* EXERCISE DETAILS:
Pick out all lines with the word "JSON" from the records that follow.

* GIVEN DATA:
"""

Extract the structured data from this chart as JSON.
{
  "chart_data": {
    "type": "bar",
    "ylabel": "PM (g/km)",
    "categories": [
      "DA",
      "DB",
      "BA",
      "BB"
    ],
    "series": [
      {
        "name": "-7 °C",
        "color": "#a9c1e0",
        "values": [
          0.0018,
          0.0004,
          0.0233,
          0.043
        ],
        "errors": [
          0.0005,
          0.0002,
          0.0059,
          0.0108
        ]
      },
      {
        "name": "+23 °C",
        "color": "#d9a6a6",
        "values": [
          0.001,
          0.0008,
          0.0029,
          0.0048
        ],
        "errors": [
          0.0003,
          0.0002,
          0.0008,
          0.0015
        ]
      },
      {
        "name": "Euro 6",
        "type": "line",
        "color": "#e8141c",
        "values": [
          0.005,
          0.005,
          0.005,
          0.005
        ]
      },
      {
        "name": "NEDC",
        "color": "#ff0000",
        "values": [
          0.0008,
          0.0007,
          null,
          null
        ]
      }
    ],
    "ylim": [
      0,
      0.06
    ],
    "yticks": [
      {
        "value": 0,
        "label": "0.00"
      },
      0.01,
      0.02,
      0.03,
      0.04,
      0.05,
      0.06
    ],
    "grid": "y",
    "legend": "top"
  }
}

"""
"""

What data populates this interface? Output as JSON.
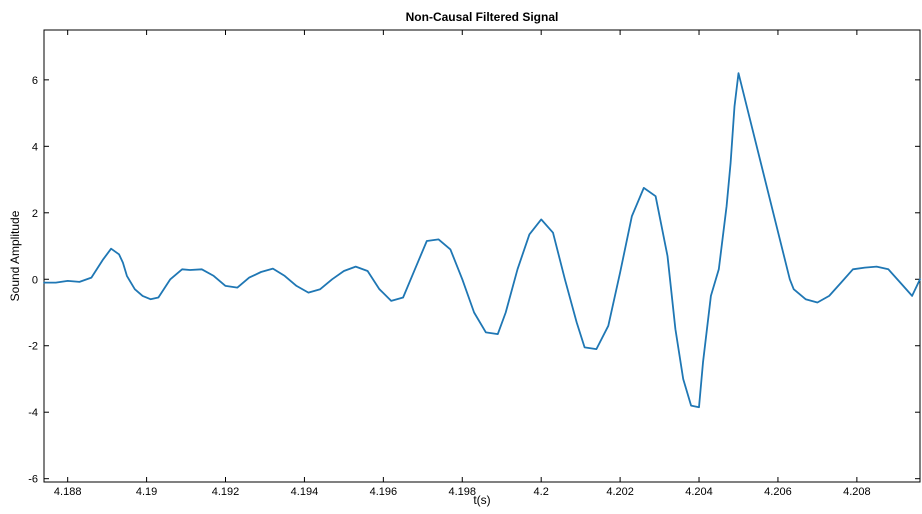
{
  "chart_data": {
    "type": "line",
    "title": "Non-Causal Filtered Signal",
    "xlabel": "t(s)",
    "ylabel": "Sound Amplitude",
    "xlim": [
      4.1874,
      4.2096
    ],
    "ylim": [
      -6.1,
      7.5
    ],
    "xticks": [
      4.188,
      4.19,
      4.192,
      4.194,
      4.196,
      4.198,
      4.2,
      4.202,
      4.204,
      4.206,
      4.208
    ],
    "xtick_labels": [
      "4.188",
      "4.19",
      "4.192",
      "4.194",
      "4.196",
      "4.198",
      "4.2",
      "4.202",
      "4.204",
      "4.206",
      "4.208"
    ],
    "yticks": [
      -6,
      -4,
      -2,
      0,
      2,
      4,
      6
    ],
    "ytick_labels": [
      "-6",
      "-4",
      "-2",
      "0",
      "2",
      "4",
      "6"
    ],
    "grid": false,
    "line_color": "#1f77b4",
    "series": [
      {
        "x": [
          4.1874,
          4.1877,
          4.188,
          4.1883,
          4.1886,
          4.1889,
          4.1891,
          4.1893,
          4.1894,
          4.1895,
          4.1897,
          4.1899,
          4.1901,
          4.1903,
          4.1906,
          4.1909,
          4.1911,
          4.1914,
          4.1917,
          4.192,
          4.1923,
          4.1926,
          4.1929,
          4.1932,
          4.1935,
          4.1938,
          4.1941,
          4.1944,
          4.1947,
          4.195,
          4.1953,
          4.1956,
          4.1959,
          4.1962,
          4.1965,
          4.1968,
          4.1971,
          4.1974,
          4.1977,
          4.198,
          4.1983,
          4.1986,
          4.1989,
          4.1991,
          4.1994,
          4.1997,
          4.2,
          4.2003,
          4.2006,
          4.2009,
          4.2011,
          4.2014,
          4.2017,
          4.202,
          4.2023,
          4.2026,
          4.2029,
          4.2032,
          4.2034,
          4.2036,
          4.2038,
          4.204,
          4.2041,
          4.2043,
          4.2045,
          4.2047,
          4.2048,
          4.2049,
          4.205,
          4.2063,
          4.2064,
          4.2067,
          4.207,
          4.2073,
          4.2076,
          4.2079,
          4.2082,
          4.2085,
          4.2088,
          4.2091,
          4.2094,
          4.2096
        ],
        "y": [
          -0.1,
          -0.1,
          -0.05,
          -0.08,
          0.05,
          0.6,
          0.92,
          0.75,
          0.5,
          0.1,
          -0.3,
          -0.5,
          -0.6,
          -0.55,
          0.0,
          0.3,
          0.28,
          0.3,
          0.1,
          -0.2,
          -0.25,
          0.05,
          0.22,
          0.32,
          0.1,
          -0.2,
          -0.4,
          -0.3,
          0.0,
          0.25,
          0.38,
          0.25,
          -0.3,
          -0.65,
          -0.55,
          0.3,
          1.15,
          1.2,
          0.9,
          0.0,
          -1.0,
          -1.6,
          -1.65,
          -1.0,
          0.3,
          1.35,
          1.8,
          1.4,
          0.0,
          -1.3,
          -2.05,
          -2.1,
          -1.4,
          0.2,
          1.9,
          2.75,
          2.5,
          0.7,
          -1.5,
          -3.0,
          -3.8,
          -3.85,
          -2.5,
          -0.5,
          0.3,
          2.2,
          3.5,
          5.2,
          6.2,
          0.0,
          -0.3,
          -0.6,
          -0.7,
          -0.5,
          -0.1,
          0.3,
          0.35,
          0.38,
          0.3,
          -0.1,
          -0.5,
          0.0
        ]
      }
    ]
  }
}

"""

* SOLVED PROBLEM:
Extract the structured data from this chart as JSON.
What data populates this interface? Output as JSON.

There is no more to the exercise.